#### Stated exercise:
Copy the lines holding the word "ffffff", all of them.

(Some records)
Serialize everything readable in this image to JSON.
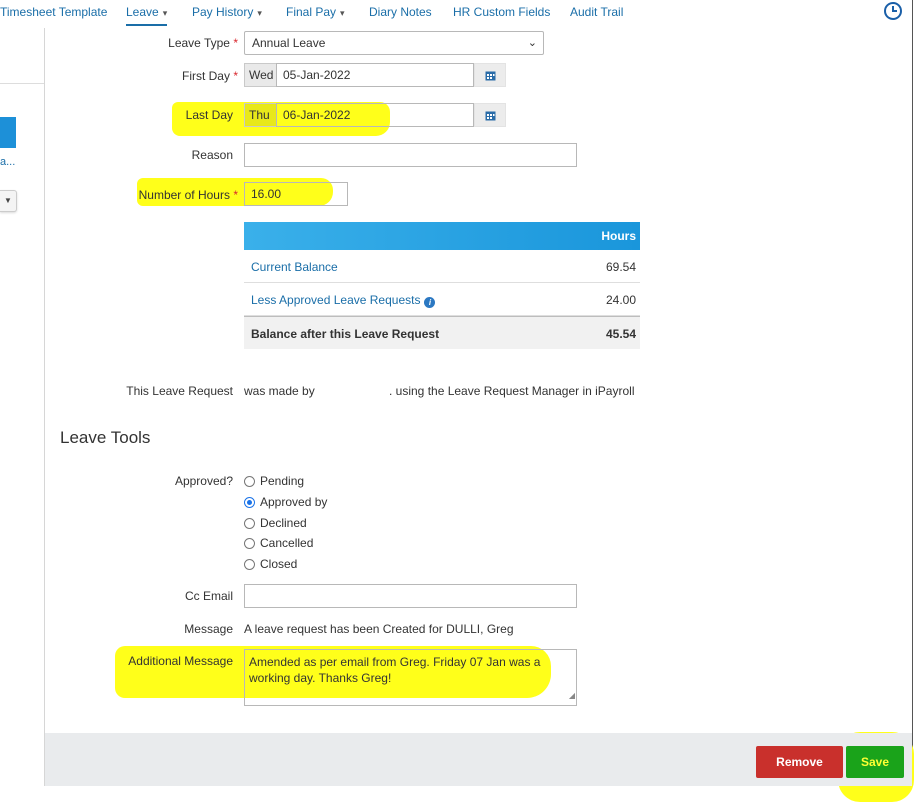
{
  "topnav": {
    "tabs": [
      {
        "label": "Timesheet Template"
      },
      {
        "label": "Leave",
        "caret": "▾",
        "active": true
      },
      {
        "label": "Pay History",
        "caret": "▾"
      },
      {
        "label": "Final Pay",
        "caret": "▾"
      },
      {
        "label": "Diary Notes"
      },
      {
        "label": "HR Custom Fields"
      },
      {
        "label": "Audit Trail"
      }
    ],
    "history_icon": "clock-icon"
  },
  "sidebar": {
    "truncated_text": "a...",
    "toggle_icon": "chevron-down-icon"
  },
  "form": {
    "leave_type": {
      "label": "Leave Type",
      "required": "*",
      "value": "Annual Leave"
    },
    "first_day": {
      "label": "First Day",
      "required": "*",
      "weekday": "Wed",
      "value": "05-Jan-2022"
    },
    "last_day": {
      "label": "Last Day",
      "weekday": "Thu",
      "value": "06-Jan-2022"
    },
    "reason": {
      "label": "Reason",
      "value": ""
    },
    "hours": {
      "label": "Number of Hours",
      "required": "*",
      "value": "16.00"
    }
  },
  "balance_table": {
    "header": "Hours",
    "rows": [
      {
        "label": "Current Balance",
        "value": "69.54"
      },
      {
        "label": "Less Approved Leave Requests",
        "value": "24.00"
      }
    ],
    "total": {
      "label": "Balance after this Leave Request",
      "value": "45.54"
    }
  },
  "request_info": {
    "label": "This Leave Request",
    "text_before": "was made by",
    "text_after": ". using the Leave Request Manager in iPayroll"
  },
  "leave_tools": {
    "title": "Leave Tools",
    "approved_label": "Approved?",
    "options": [
      "Pending",
      "Approved by",
      "Declined",
      "Cancelled",
      "Closed"
    ],
    "selected": "Approved by",
    "cc_email": {
      "label": "Cc Email",
      "value": ""
    },
    "message": {
      "label": "Message",
      "value": "A leave request has been Created for DULLI, Greg"
    },
    "additional_message": {
      "label": "Additional Message",
      "value": "Amended as per email from Greg. Friday 07 Jan was a working day. Thanks Greg!"
    }
  },
  "footer": {
    "remove_label": "Remove",
    "save_label": "Save"
  },
  "colors": {
    "link": "#1a6ea8",
    "highlight": "#ffff1a",
    "remove": "#c9302c",
    "save": "#1aa31a",
    "table_header": "#1a96db"
  }
}
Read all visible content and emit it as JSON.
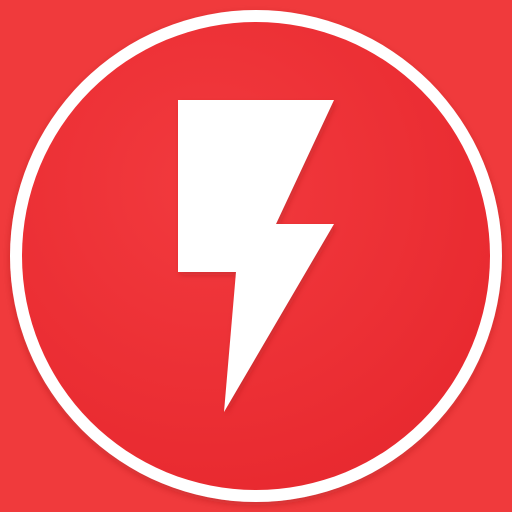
{
  "app_icon": {
    "icon": "lightning-bolt-icon",
    "colors": {
      "background": "#f03a3c",
      "ring": "#ffffff",
      "disc": "#ee2f35",
      "bolt": "#ffffff"
    }
  }
}
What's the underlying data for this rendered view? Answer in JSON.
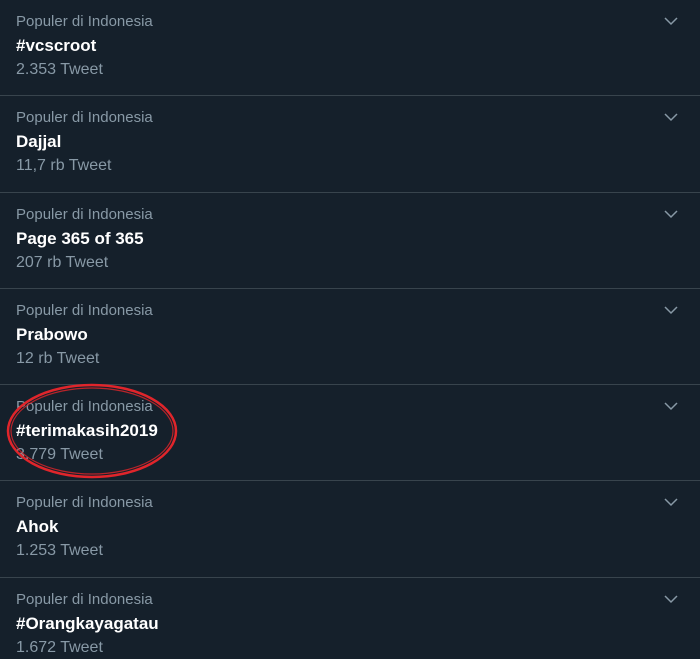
{
  "colors": {
    "background": "#15202b",
    "divider": "#38444d",
    "secondary_text": "#8899a6",
    "primary_text": "#ffffff",
    "highlight_ring": "#e0252b"
  },
  "trends": [
    {
      "context": "Populer di Indonesia",
      "name": "#vcscroot",
      "count": "2.353 Tweet",
      "icon": "chevron-down-icon"
    },
    {
      "context": "Populer di Indonesia",
      "name": "Dajjal",
      "count": "11,7 rb Tweet",
      "icon": "chevron-down-icon"
    },
    {
      "context": "Populer di Indonesia",
      "name": "Page 365 of 365",
      "count": "207 rb Tweet",
      "icon": "chevron-down-icon"
    },
    {
      "context": "Populer di Indonesia",
      "name": "Prabowo",
      "count": "12 rb Tweet",
      "icon": "chevron-down-icon"
    },
    {
      "context": "Populer di Indonesia",
      "name": "#terimakasih2019",
      "count": "3.779 Tweet",
      "icon": "chevron-down-icon"
    },
    {
      "context": "Populer di Indonesia",
      "name": "Ahok",
      "count": "1.253 Tweet",
      "icon": "chevron-down-icon"
    },
    {
      "context": "Populer di Indonesia",
      "name": "#Orangkayagatau",
      "count": "1.672 Tweet",
      "icon": "chevron-down-icon"
    }
  ]
}
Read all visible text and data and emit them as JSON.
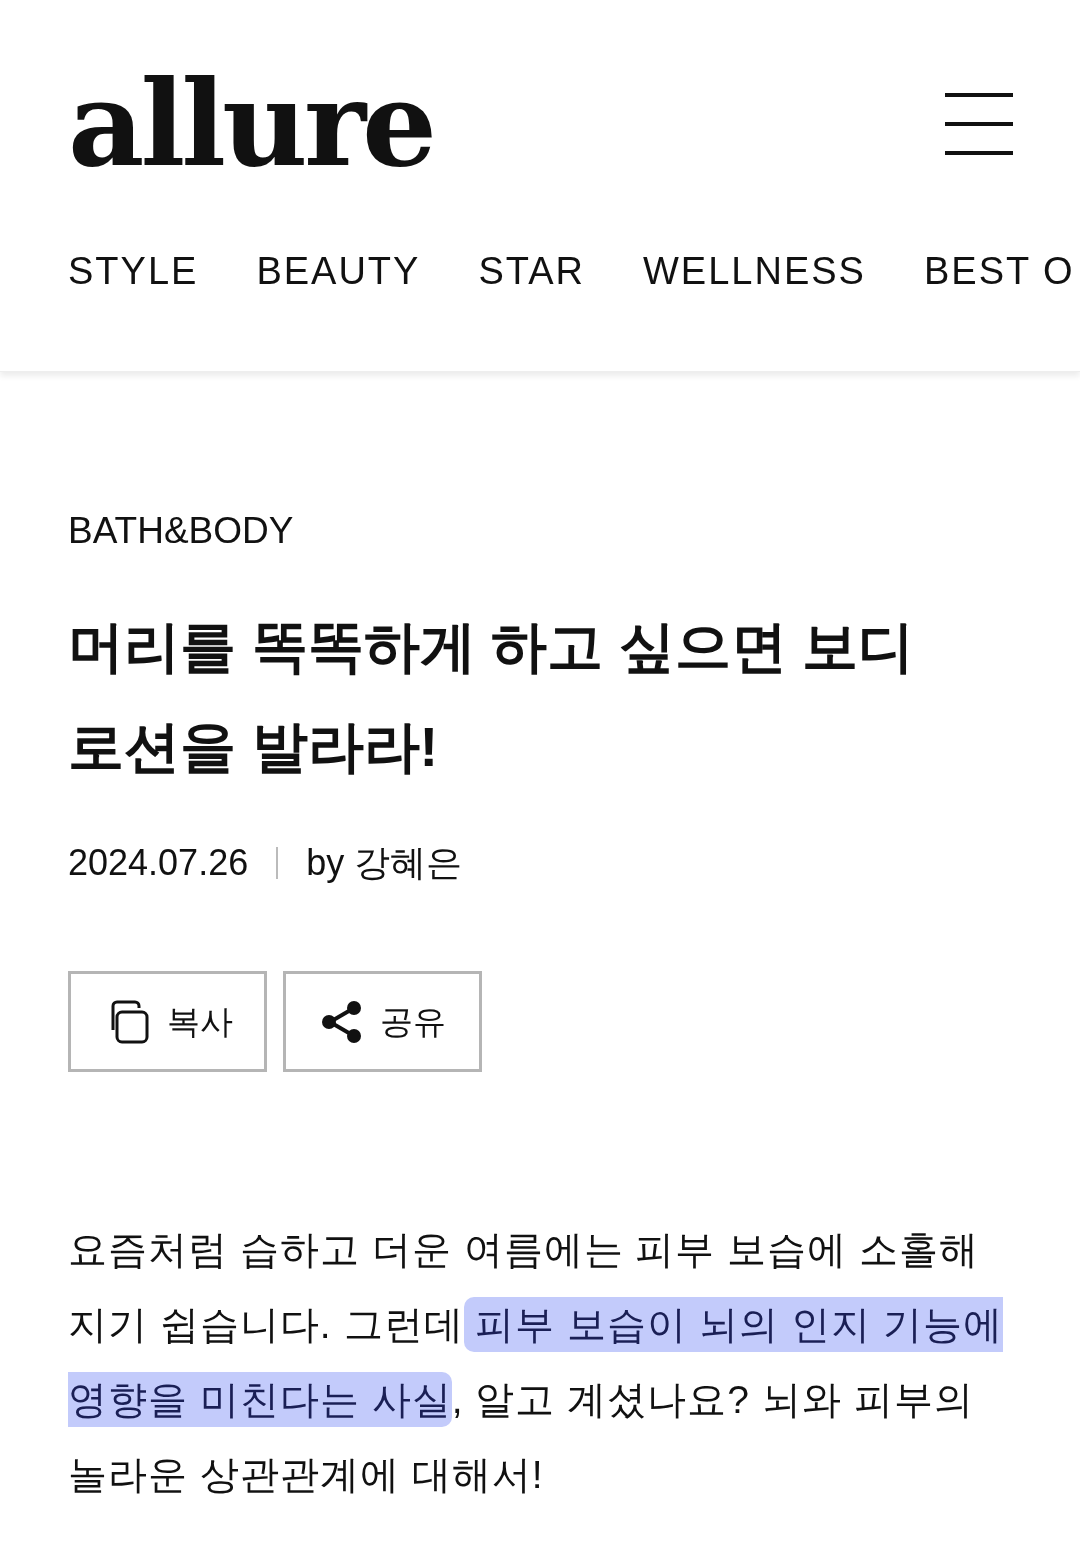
{
  "header": {
    "logo": "allure"
  },
  "nav": [
    {
      "label": "STYLE"
    },
    {
      "label": "BEAUTY"
    },
    {
      "label": "STAR"
    },
    {
      "label": "WELLNESS"
    },
    {
      "label": "BEST O"
    }
  ],
  "article": {
    "category": "BATH&BODY",
    "title": "머리를 똑똑하게 하고 싶으면 보디 로션을 발라라!",
    "date": "2024.07.26",
    "byline": "by 강혜은",
    "actions": [
      {
        "kind": "copy",
        "label": "복사"
      },
      {
        "kind": "share",
        "label": "공유"
      }
    ],
    "intro": [
      {
        "text": "요즘처럼 습하고 더운 여름에는 피부 보습에 소홀해지기 쉽습니다. 그런데",
        "highlighted": false
      },
      {
        "text": " 피부 보습이 뇌의 인지 기능에 영향을 미친다는 사실",
        "highlighted": true
      },
      {
        "text": ", 알고 계셨나요? 뇌와 피부의 놀라운 상관관계에 대해서!",
        "highlighted": false
      }
    ]
  }
}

#### Right answer:
      "ring": "#ffffff",
      "bolt": "#ffffff"
    "primary_text": "#ffffff",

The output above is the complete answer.